Dataset records
──────────
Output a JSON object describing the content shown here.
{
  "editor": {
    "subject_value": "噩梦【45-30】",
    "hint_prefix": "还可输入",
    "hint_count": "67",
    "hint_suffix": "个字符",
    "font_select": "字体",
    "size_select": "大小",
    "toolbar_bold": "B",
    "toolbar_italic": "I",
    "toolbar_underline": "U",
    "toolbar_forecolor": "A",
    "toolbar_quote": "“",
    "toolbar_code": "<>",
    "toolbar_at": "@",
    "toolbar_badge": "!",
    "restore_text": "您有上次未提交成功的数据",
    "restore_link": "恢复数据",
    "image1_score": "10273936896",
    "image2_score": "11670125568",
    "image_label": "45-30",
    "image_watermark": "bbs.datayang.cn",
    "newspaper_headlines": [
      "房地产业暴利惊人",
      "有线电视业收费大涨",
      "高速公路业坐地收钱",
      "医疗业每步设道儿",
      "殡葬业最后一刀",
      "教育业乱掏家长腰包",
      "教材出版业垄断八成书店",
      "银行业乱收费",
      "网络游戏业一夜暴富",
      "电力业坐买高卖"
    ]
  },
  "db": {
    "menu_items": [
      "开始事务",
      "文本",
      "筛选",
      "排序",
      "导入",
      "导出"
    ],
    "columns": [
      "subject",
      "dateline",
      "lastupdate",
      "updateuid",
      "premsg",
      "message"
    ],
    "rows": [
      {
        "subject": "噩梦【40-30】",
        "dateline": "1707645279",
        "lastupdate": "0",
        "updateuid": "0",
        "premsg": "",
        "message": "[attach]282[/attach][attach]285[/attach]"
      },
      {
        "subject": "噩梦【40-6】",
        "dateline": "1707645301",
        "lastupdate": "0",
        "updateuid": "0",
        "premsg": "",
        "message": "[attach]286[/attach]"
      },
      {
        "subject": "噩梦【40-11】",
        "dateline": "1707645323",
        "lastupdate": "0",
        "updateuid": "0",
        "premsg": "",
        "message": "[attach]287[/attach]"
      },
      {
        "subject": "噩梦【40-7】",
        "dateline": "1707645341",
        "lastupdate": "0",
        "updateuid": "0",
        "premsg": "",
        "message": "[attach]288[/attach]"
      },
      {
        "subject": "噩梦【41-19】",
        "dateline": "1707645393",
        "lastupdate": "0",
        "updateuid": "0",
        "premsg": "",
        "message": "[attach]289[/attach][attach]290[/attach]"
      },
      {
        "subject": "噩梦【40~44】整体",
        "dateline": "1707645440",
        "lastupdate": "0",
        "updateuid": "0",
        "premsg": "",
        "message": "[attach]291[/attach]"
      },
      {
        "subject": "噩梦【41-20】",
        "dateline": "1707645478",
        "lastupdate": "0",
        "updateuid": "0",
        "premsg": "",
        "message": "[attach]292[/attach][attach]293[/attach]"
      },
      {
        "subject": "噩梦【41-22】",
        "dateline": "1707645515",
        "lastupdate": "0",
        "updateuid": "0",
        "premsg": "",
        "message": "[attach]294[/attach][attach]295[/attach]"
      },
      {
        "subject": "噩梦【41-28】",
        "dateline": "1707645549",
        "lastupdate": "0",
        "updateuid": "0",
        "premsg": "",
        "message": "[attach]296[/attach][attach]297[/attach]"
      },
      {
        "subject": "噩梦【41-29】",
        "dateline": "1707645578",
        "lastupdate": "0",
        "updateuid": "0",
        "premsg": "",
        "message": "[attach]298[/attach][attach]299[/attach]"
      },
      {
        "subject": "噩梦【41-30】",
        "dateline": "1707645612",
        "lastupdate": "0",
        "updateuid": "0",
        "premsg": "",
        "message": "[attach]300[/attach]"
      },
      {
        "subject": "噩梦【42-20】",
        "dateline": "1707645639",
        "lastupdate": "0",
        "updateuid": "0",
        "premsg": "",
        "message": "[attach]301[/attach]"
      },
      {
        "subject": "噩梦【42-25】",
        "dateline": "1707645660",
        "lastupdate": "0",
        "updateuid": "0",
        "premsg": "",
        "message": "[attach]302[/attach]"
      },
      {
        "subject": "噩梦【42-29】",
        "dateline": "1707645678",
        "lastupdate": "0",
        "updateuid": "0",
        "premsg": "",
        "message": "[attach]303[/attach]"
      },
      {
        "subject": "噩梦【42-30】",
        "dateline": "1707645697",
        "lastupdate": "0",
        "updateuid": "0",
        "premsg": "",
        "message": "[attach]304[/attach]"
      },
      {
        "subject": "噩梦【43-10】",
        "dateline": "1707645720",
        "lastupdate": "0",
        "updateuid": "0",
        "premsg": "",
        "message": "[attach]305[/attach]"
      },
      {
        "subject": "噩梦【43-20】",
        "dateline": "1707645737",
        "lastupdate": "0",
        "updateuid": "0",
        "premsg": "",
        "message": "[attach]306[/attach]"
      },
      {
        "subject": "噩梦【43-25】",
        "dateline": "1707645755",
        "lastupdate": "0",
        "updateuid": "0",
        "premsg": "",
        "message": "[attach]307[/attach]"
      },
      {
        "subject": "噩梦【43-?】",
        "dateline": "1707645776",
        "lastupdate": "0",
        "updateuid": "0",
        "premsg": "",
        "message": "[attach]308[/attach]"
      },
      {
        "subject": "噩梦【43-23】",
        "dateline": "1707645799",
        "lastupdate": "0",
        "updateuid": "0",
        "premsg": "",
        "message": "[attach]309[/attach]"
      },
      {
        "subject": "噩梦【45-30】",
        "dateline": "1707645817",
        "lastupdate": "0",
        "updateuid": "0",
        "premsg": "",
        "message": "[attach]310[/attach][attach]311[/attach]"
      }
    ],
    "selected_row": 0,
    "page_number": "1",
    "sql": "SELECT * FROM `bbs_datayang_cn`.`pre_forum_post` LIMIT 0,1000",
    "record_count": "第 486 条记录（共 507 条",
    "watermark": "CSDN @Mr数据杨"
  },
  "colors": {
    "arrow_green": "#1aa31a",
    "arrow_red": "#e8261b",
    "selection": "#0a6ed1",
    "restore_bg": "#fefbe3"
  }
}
──────────
Give back all the records exactly as they stand.

**SOLUTION TO THIS EXERCISE:**
Output a JSON object describing the content shown here.
{
  "editor": {
    "subject_value": "噩梦【45-30】",
    "hint_prefix": "还可输入",
    "hint_count": "67",
    "hint_suffix": "个字符",
    "font_select": "字体",
    "size_select": "大小",
    "toolbar_bold": "B",
    "toolbar_italic": "I",
    "toolbar_underline": "U",
    "toolbar_forecolor": "A",
    "toolbar_quote": "“",
    "toolbar_code": "<>",
    "toolbar_at": "@",
    "toolbar_badge": "!",
    "restore_text": "您有上次未提交成功的数据",
    "restore_link": "恢复数据",
    "image1_score": "10273936896",
    "image2_score": "11670125568",
    "image_label": "45-30",
    "image_watermark": "bbs.datayang.cn",
    "newspaper_headlines": [
      "房地产业暴利惊人",
      "有线电视业收费大涨",
      "高速公路业坐地收钱",
      "医疗业每步设道儿",
      "殡葬业最后一刀",
      "教育业乱掏家长腰包",
      "教材出版业垄断八成书店",
      "银行业乱收费",
      "网络游戏业一夜暴富",
      "电力业坐买高卖"
    ]
  },
  "db": {
    "menu_items": [
      "开始事务",
      "文本",
      "筛选",
      "排序",
      "导入",
      "导出"
    ],
    "columns": [
      "subject",
      "dateline",
      "lastupdate",
      "updateuid",
      "premsg",
      "message"
    ],
    "rows": [
      {
        "subject": "噩梦【40-30】",
        "dateline": "1707645279",
        "lastupdate": "0",
        "updateuid": "0",
        "premsg": "",
        "message": "[attach]282[/attach][attach]285[/attach]"
      },
      {
        "subject": "噩梦【40-6】",
        "dateline": "1707645301",
        "lastupdate": "0",
        "updateuid": "0",
        "premsg": "",
        "message": "[attach]286[/attach]"
      },
      {
        "subject": "噩梦【40-11】",
        "dateline": "1707645323",
        "lastupdate": "0",
        "updateuid": "0",
        "premsg": "",
        "message": "[attach]287[/attach]"
      },
      {
        "subject": "噩梦【40-7】",
        "dateline": "1707645341",
        "lastupdate": "0",
        "updateuid": "0",
        "premsg": "",
        "message": "[attach]288[/attach]"
      },
      {
        "subject": "噩梦【41-19】",
        "dateline": "1707645393",
        "lastupdate": "0",
        "updateuid": "0",
        "premsg": "",
        "message": "[attach]289[/attach][attach]290[/attach]"
      },
      {
        "subject": "噩梦【40~44】整体",
        "dateline": "1707645440",
        "lastupdate": "0",
        "updateuid": "0",
        "premsg": "",
        "message": "[attach]291[/attach]"
      },
      {
        "subject": "噩梦【41-20】",
        "dateline": "1707645478",
        "lastupdate": "0",
        "updateuid": "0",
        "premsg": "",
        "message": "[attach]292[/attach][attach]293[/attach]"
      },
      {
        "subject": "噩梦【41-22】",
        "dateline": "1707645515",
        "lastupdate": "0",
        "updateuid": "0",
        "premsg": "",
        "message": "[attach]294[/attach][attach]295[/attach]"
      },
      {
        "subject": "噩梦【41-28】",
        "dateline": "1707645549",
        "lastupdate": "0",
        "updateuid": "0",
        "premsg": "",
        "message": "[attach]296[/attach][attach]297[/attach]"
      },
      {
        "subject": "噩梦【41-29】",
        "dateline": "1707645578",
        "lastupdate": "0",
        "updateuid": "0",
        "premsg": "",
        "message": "[attach]298[/attach][attach]299[/attach]"
      },
      {
        "subject": "噩梦【41-30】",
        "dateline": "1707645612",
        "lastupdate": "0",
        "updateuid": "0",
        "premsg": "",
        "message": "[attach]300[/attach]"
      },
      {
        "subject": "噩梦【42-20】",
        "dateline": "1707645639",
        "lastupdate": "0",
        "updateuid": "0",
        "premsg": "",
        "message": "[attach]301[/attach]"
      },
      {
        "subject": "噩梦【42-25】",
        "dateline": "1707645660",
        "lastupdate": "0",
        "updateuid": "0",
        "premsg": "",
        "message": "[attach]302[/attach]"
      },
      {
        "subject": "噩梦【42-29】",
        "dateline": "1707645678",
        "lastupdate": "0",
        "updateuid": "0",
        "premsg": "",
        "message": "[attach]303[/attach]"
      },
      {
        "subject": "噩梦【42-30】",
        "dateline": "1707645697",
        "lastupdate": "0",
        "updateuid": "0",
        "premsg": "",
        "message": "[attach]304[/attach]"
      },
      {
        "subject": "噩梦【43-10】",
        "dateline": "1707645720",
        "lastupdate": "0",
        "updateuid": "0",
        "premsg": "",
        "message": "[attach]305[/attach]"
      },
      {
        "subject": "噩梦【43-20】",
        "dateline": "1707645737",
        "lastupdate": "0",
        "updateuid": "0",
        "premsg": "",
        "message": "[attach]306[/attach]"
      },
      {
        "subject": "噩梦【43-25】",
        "dateline": "1707645755",
        "lastupdate": "0",
        "updateuid": "0",
        "premsg": "",
        "message": "[attach]307[/attach]"
      },
      {
        "subject": "噩梦【43-?】",
        "dateline": "1707645776",
        "lastupdate": "0",
        "updateuid": "0",
        "premsg": "",
        "message": "[attach]308[/attach]"
      },
      {
        "subject": "噩梦【43-23】",
        "dateline": "1707645799",
        "lastupdate": "0",
        "updateuid": "0",
        "premsg": "",
        "message": "[attach]309[/attach]"
      },
      {
        "subject": "噩梦【45-30】",
        "dateline": "1707645817",
        "lastupdate": "0",
        "updateuid": "0",
        "premsg": "",
        "message": "[attach]310[/attach][attach]311[/attach]"
      }
    ],
    "selected_row": 0,
    "page_number": "1",
    "sql": "SELECT * FROM `bbs_datayang_cn`.`pre_forum_post` LIMIT 0,1000",
    "record_count": "第 486 条记录（共 507 条",
    "watermark": "CSDN @Mr数据杨"
  },
  "colors": {
    "arrow_green": "#1aa31a",
    "arrow_red": "#e8261b",
    "selection": "#0a6ed1",
    "restore_bg": "#fefbe3"
  }
}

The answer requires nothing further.